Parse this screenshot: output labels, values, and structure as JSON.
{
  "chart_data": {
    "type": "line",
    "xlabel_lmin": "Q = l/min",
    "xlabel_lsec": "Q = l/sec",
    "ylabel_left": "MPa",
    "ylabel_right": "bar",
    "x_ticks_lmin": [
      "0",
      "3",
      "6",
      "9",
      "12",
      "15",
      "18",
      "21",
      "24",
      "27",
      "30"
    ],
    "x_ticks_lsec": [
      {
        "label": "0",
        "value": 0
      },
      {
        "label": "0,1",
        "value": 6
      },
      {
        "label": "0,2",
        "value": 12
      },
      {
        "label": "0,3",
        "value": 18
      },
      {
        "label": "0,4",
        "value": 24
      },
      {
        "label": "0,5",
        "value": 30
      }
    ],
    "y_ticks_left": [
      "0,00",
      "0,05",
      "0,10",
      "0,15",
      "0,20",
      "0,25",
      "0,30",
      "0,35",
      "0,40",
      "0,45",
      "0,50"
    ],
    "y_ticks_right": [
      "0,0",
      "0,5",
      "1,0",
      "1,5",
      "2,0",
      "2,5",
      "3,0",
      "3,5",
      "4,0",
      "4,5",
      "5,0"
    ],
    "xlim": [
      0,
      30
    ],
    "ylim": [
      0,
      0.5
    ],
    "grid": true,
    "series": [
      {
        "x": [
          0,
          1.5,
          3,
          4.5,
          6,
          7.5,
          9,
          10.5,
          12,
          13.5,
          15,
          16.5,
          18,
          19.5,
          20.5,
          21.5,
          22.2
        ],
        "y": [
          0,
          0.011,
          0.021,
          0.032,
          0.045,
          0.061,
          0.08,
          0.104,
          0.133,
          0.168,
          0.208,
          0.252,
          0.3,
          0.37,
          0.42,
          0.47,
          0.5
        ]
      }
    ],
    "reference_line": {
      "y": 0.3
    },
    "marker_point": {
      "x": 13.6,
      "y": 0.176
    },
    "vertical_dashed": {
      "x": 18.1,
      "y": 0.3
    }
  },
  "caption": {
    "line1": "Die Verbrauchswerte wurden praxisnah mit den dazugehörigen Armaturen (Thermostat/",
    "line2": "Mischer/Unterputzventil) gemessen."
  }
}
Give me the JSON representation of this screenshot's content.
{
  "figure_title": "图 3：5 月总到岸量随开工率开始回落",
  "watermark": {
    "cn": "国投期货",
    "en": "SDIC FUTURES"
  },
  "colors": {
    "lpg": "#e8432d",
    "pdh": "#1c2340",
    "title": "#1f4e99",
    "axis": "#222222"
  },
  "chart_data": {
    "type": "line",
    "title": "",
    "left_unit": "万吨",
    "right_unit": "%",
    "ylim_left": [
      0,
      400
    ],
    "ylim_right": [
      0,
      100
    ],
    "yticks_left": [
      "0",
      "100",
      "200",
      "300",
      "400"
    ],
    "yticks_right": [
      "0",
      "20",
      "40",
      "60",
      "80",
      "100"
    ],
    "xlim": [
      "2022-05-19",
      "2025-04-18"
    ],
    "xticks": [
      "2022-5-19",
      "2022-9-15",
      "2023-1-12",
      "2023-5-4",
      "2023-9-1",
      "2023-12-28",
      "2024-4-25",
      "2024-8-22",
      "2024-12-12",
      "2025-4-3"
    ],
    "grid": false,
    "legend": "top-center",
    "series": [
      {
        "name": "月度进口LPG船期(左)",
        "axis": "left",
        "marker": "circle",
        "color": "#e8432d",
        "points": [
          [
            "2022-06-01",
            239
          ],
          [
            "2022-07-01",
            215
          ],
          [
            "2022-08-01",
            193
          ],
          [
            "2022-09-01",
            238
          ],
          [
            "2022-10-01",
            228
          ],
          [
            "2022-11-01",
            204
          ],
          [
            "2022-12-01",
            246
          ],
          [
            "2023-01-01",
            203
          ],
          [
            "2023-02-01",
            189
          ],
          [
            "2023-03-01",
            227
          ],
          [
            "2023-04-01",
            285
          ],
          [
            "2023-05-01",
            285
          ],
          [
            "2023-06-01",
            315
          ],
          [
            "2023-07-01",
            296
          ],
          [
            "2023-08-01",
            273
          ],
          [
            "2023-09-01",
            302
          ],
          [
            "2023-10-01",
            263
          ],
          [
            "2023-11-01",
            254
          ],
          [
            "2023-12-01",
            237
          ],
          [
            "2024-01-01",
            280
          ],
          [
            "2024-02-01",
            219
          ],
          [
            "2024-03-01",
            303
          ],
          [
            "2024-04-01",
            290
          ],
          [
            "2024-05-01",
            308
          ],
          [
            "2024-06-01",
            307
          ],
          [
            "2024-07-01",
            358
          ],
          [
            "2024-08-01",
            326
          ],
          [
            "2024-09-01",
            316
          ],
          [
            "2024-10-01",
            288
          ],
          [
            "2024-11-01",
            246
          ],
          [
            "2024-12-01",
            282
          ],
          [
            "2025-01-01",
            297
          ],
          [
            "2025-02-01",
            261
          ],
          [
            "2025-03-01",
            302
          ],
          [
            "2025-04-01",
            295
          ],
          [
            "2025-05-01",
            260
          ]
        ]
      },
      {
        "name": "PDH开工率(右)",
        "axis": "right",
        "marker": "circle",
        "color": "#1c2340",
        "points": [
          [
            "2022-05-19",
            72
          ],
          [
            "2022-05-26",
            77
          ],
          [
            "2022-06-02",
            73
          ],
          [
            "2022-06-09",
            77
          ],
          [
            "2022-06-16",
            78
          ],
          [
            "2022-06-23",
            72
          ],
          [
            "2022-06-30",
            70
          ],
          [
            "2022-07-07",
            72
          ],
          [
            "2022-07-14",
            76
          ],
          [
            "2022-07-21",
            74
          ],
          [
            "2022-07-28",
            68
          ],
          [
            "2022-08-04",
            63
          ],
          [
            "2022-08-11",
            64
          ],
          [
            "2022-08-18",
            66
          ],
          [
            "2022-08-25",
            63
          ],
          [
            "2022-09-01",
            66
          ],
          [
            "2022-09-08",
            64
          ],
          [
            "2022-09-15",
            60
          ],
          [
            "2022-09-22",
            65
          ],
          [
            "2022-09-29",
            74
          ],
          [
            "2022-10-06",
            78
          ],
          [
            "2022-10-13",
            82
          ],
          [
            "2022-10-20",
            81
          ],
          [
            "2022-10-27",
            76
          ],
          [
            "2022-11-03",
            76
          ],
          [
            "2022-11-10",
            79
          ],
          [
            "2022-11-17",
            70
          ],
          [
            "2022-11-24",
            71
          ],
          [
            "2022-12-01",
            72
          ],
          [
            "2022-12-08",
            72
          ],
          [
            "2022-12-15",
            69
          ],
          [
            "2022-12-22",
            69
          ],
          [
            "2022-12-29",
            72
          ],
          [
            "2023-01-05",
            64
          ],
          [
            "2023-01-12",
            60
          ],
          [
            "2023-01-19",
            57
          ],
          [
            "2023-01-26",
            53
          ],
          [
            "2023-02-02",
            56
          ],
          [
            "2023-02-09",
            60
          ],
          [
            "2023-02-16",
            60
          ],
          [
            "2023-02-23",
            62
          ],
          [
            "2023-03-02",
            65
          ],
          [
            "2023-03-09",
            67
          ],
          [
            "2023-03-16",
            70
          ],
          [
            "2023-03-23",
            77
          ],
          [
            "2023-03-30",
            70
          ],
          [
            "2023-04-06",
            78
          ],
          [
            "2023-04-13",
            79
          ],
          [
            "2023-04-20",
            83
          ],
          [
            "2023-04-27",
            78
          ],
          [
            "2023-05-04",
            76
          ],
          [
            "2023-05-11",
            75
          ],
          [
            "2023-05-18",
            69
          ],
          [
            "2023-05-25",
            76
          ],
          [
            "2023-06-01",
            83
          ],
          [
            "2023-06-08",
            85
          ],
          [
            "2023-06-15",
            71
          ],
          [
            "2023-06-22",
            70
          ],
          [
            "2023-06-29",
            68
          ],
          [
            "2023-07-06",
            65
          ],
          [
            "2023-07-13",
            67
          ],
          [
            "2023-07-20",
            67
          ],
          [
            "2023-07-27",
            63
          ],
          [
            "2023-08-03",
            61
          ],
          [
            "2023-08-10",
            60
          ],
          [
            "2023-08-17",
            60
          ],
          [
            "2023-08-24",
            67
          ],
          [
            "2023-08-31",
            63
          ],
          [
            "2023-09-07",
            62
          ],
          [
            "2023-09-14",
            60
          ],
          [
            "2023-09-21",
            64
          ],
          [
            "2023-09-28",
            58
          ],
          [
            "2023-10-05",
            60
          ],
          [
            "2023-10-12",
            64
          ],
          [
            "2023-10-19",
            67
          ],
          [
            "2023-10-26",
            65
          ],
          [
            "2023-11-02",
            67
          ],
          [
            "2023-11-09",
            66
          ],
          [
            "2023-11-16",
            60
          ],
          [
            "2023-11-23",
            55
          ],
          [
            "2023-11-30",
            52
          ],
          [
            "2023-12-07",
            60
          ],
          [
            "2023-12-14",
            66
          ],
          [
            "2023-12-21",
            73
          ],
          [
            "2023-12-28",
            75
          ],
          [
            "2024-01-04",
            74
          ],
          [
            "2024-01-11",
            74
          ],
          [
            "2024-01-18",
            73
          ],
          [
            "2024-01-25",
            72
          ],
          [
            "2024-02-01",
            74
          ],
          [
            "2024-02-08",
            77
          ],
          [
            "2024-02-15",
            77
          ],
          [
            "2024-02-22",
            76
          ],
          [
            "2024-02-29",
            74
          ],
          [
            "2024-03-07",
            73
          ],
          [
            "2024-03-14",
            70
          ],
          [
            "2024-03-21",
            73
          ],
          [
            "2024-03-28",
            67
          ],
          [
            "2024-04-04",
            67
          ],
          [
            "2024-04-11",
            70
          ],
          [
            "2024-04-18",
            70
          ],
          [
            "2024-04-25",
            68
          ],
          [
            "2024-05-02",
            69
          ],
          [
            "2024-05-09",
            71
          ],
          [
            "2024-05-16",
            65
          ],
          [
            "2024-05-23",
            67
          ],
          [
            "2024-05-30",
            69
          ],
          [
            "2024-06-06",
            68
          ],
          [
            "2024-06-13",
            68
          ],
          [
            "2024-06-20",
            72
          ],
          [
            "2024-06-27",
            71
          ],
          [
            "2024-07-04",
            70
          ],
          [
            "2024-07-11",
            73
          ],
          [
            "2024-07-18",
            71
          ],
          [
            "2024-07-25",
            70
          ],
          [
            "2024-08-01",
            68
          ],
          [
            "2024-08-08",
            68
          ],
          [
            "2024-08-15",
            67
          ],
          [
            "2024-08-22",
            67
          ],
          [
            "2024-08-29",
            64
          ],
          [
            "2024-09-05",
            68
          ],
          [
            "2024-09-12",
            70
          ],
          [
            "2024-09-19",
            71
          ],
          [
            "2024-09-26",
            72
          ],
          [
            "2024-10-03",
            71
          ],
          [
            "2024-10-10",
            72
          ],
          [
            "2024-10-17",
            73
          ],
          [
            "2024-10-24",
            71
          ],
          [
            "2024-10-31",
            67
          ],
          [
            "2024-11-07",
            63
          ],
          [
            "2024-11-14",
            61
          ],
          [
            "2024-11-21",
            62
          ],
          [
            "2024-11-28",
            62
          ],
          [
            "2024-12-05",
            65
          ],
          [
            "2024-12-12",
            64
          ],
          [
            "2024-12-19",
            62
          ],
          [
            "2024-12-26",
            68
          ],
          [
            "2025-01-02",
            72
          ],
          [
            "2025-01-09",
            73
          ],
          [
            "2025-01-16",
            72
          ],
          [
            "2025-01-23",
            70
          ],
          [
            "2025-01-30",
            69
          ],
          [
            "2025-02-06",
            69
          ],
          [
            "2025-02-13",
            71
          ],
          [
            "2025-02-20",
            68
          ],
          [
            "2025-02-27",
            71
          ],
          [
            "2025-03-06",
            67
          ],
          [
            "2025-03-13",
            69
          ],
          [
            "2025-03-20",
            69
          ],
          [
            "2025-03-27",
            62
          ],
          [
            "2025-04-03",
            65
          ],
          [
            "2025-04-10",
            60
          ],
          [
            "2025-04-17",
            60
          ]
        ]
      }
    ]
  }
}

What you are asked to do
Search the records for the string "this" and return every line in which it occurs.

Exercise answer
Parse this screenshot: output labels, values, and structure as JSON.
Give me the JSON representation of this screenshot's content.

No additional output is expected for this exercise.